• WORK REQUIRED
Select the lines of the records containing the word "indicate" and list them.

+ + + + + + +

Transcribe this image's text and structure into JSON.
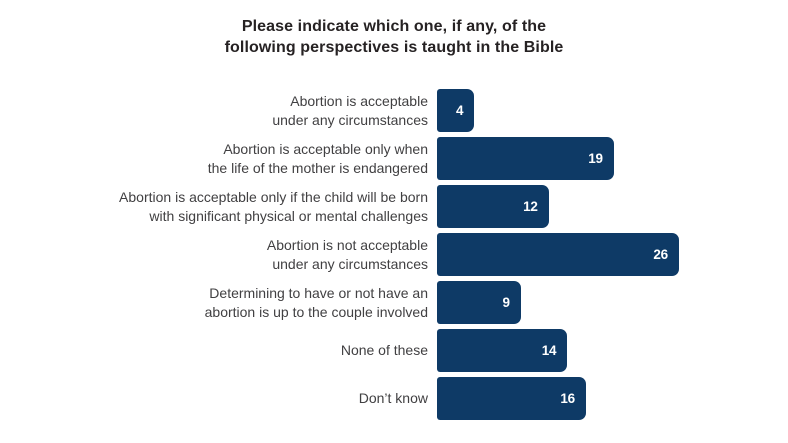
{
  "title_lines": [
    "Please indicate which one, if any, of the",
    "following perspectives is taught in the Bible"
  ],
  "chart_data": {
    "type": "bar",
    "orientation": "horizontal",
    "title": "Please indicate which one, if any, of the following perspectives is taught in the Bible",
    "xlabel": "",
    "ylabel": "",
    "xlim": [
      0,
      28
    ],
    "grid": false,
    "legend": false,
    "bar_color": "#0e3a66",
    "value_label_color": "#ffffff",
    "categories": [
      "Abortion is acceptable under any circumstances",
      "Abortion is acceptable only when the life of the mother is endangered",
      "Abortion is acceptable only if the child will be born with significant physical or mental challenges",
      "Abortion is not acceptable under any circumstances",
      "Determining to have or not have an abortion is up to the couple involved",
      "None of these",
      "Don’t know"
    ],
    "values": [
      4,
      19,
      12,
      26,
      9,
      14,
      16
    ],
    "rows": [
      {
        "label_lines": [
          "Abortion is acceptable",
          "under any circumstances"
        ],
        "value": 4
      },
      {
        "label_lines": [
          "Abortion is acceptable only when",
          "the life of the mother is endangered"
        ],
        "value": 19
      },
      {
        "label_lines": [
          "Abortion is acceptable only if the child will be born",
          "with significant physical or mental challenges"
        ],
        "value": 12
      },
      {
        "label_lines": [
          "Abortion is not acceptable",
          "under any circumstances"
        ],
        "value": 26
      },
      {
        "label_lines": [
          "Determining to have or not have an",
          "abortion is up to the couple involved"
        ],
        "value": 9
      },
      {
        "label_lines": [
          "None of these"
        ],
        "value": 14
      },
      {
        "label_lines": [
          "Don’t know"
        ],
        "value": 16
      }
    ]
  }
}
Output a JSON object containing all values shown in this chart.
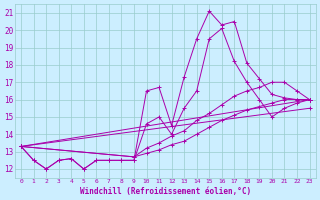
{
  "xlabel": "Windchill (Refroidissement éolien,°C)",
  "bg_color": "#cceeff",
  "line_color": "#aa00aa",
  "grid_color": "#99cccc",
  "xlim": [
    -0.5,
    23.5
  ],
  "ylim": [
    11.5,
    21.5
  ],
  "yticks": [
    12,
    13,
    14,
    15,
    16,
    17,
    18,
    19,
    20,
    21
  ],
  "xticks": [
    0,
    1,
    2,
    3,
    4,
    5,
    6,
    7,
    8,
    9,
    10,
    11,
    12,
    13,
    14,
    15,
    16,
    17,
    18,
    19,
    20,
    21,
    22,
    23
  ],
  "lines": [
    {
      "x": [
        0,
        1,
        2,
        3,
        4,
        5,
        6,
        7,
        8,
        9,
        10,
        11,
        12,
        13,
        14,
        15,
        16,
        17,
        18,
        19,
        20,
        21,
        22,
        23
      ],
      "y": [
        13.3,
        12.5,
        12.0,
        12.5,
        12.6,
        12.0,
        12.5,
        12.5,
        12.5,
        12.5,
        16.5,
        16.7,
        14.5,
        17.3,
        19.5,
        21.1,
        20.3,
        20.5,
        18.1,
        17.2,
        16.3,
        16.1,
        16.0,
        16.0
      ]
    },
    {
      "x": [
        0,
        1,
        2,
        3,
        4,
        5,
        6,
        7,
        8,
        9,
        10,
        11,
        12,
        13,
        14,
        15,
        16,
        17,
        18,
        19,
        20,
        21,
        22,
        23
      ],
      "y": [
        13.3,
        12.5,
        12.0,
        12.5,
        12.6,
        12.0,
        12.5,
        12.5,
        12.5,
        12.5,
        14.6,
        15.0,
        14.0,
        15.5,
        16.5,
        19.5,
        20.1,
        18.2,
        17.0,
        16.0,
        15.0,
        15.5,
        15.8,
        16.0
      ]
    },
    {
      "x": [
        0,
        23
      ],
      "y": [
        13.3,
        16.0
      ]
    },
    {
      "x": [
        0,
        23
      ],
      "y": [
        13.3,
        15.5
      ]
    }
  ],
  "fan_lines": [
    {
      "x": [
        0,
        9,
        10,
        11,
        12,
        13,
        14,
        15,
        16,
        17,
        18,
        19,
        20,
        21,
        22,
        23
      ],
      "y": [
        13.3,
        12.7,
        13.2,
        13.5,
        13.9,
        14.2,
        14.8,
        15.2,
        15.7,
        16.2,
        16.5,
        16.7,
        17.0,
        17.0,
        16.5,
        16.0
      ]
    },
    {
      "x": [
        0,
        9,
        10,
        11,
        12,
        13,
        14,
        15,
        16,
        17,
        18,
        19,
        20,
        21,
        22,
        23
      ],
      "y": [
        13.3,
        12.7,
        12.9,
        13.1,
        13.4,
        13.6,
        14.0,
        14.4,
        14.8,
        15.1,
        15.4,
        15.6,
        15.8,
        16.0,
        16.0,
        16.0
      ]
    }
  ]
}
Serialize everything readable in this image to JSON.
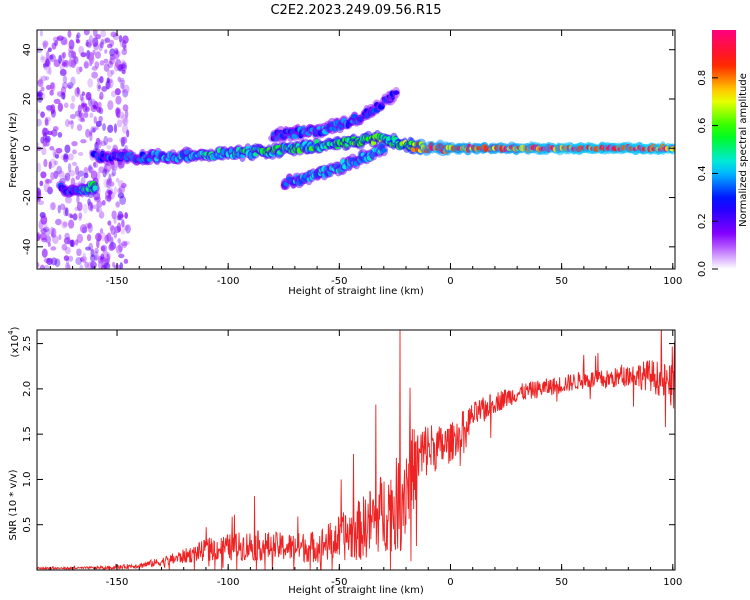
{
  "title": "C2E2.2023.249.09.56.R15",
  "chart_data": [
    {
      "type": "heatmap",
      "xlabel": "Height of straight line (km)",
      "ylabel": "Frequency (Hz)",
      "xlim": [
        -186,
        101
      ],
      "ylim": [
        -49,
        48
      ],
      "xticks": [
        -150,
        -100,
        -50,
        0,
        50,
        100
      ],
      "yticks": [
        -40,
        -20,
        0,
        20,
        40
      ],
      "colorbar": {
        "label": "Normalized spectral amplitude",
        "range": [
          0,
          1
        ],
        "ticks": [
          "0.0",
          "0.2",
          "0.4",
          "0.6",
          "0.8"
        ],
        "tick_values": [
          0,
          0.2,
          0.4,
          0.6,
          0.8
        ],
        "colormap": [
          "#ffffff",
          "#8a00ff",
          "#0000ff",
          "#00e5ff",
          "#00ff00",
          "#ffff00",
          "#ff2000",
          "#ff0080"
        ]
      },
      "features": [
        {
          "name": "noise-band-left",
          "x_range": [
            -186,
            -145
          ],
          "freq_range": [
            -49,
            48
          ],
          "amplitude": 0.1
        },
        {
          "name": "main-track",
          "x": [
            -160,
            -140,
            -120,
            -100,
            -80,
            -60,
            -40,
            -30,
            -20,
            -10,
            0,
            20,
            50,
            80,
            101
          ],
          "freq": [
            -3,
            -4,
            -3,
            -2,
            -1,
            1,
            3,
            4,
            1,
            0,
            0,
            0,
            0,
            0,
            0
          ],
          "amplitude": [
            0.3,
            0.35,
            0.4,
            0.45,
            0.5,
            0.5,
            0.55,
            0.55,
            0.6,
            0.85,
            0.85,
            0.85,
            0.9,
            0.9,
            0.9
          ]
        },
        {
          "name": "upper-branch",
          "x": [
            -80,
            -60,
            -45,
            -35,
            -25
          ],
          "freq": [
            5,
            7,
            11,
            15,
            22
          ],
          "amplitude": [
            0.3,
            0.35,
            0.35,
            0.3,
            0.25
          ]
        },
        {
          "name": "lower-branch",
          "x": [
            -75,
            -65,
            -50,
            -40,
            -30
          ],
          "freq": [
            -14,
            -12,
            -8,
            -4,
            0
          ],
          "amplitude": [
            0.35,
            0.4,
            0.4,
            0.4,
            0.4
          ]
        },
        {
          "name": "left-low-blob",
          "x": [
            -175,
            -168,
            -160
          ],
          "freq": [
            -16,
            -17,
            -16
          ],
          "amplitude": [
            0.3,
            0.35,
            0.5
          ]
        }
      ]
    },
    {
      "type": "line",
      "xlabel": "Height of straight line (km)",
      "ylabel": "SNR (10 * v/v)",
      "exponent_label": "(x10",
      "exponent_power": "4",
      "exponent_close": ")",
      "xlim": [
        -186,
        101
      ],
      "ylim": [
        0,
        2.65
      ],
      "xticks": [
        -150,
        -100,
        -50,
        0,
        50,
        100
      ],
      "yticks": [
        0.5,
        1.0,
        1.5,
        2.0,
        2.5
      ],
      "ytick_labels": [
        "0.5",
        "1.0",
        "1.5",
        "2.0",
        "2.5"
      ],
      "color": "#ee2222",
      "series": [
        {
          "name": "SNR",
          "x": [
            -186,
            -170,
            -150,
            -140,
            -130,
            -120,
            -110,
            -100,
            -90,
            -80,
            -70,
            -60,
            -50,
            -45,
            -40,
            -35,
            -30,
            -25,
            -22,
            -20,
            -15,
            -10,
            -5,
            0,
            5,
            10,
            20,
            30,
            40,
            50,
            60,
            70,
            80,
            90,
            95,
            101
          ],
          "y": [
            0.02,
            0.02,
            0.03,
            0.05,
            0.09,
            0.15,
            0.22,
            0.25,
            0.27,
            0.26,
            0.25,
            0.26,
            0.35,
            0.4,
            0.45,
            0.55,
            0.65,
            0.7,
            0.8,
            0.95,
            1.2,
            1.35,
            1.35,
            1.4,
            1.55,
            1.7,
            1.85,
            1.95,
            2.0,
            2.05,
            2.1,
            2.1,
            2.15,
            2.15,
            2.1,
            2.0
          ],
          "noise": [
            0.01,
            0.01,
            0.02,
            0.03,
            0.05,
            0.08,
            0.12,
            0.15,
            0.17,
            0.16,
            0.16,
            0.18,
            0.25,
            0.3,
            0.35,
            0.4,
            0.45,
            0.5,
            0.6,
            0.6,
            0.4,
            0.3,
            0.25,
            0.22,
            0.2,
            0.15,
            0.12,
            0.1,
            0.1,
            0.1,
            0.1,
            0.11,
            0.12,
            0.18,
            0.2,
            0.25
          ]
        }
      ]
    }
  ]
}
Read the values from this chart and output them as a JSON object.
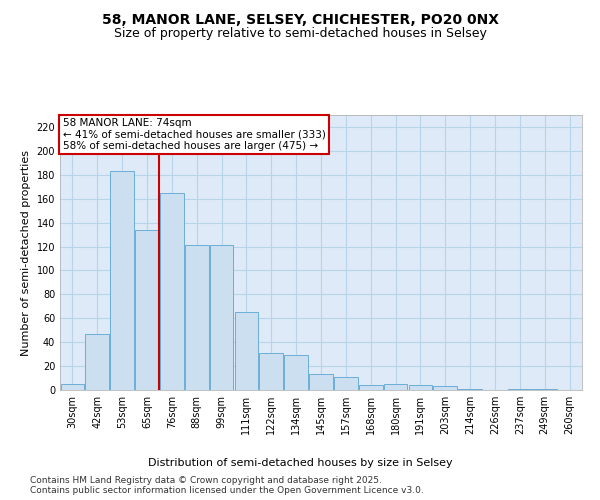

+ + + + + + +

• RESPONSE TO THIS TASK
    "Please indicate which one, if any, of the",
    "title": "Please indicate which one, if any, of the following perspectives is taught in the Bible",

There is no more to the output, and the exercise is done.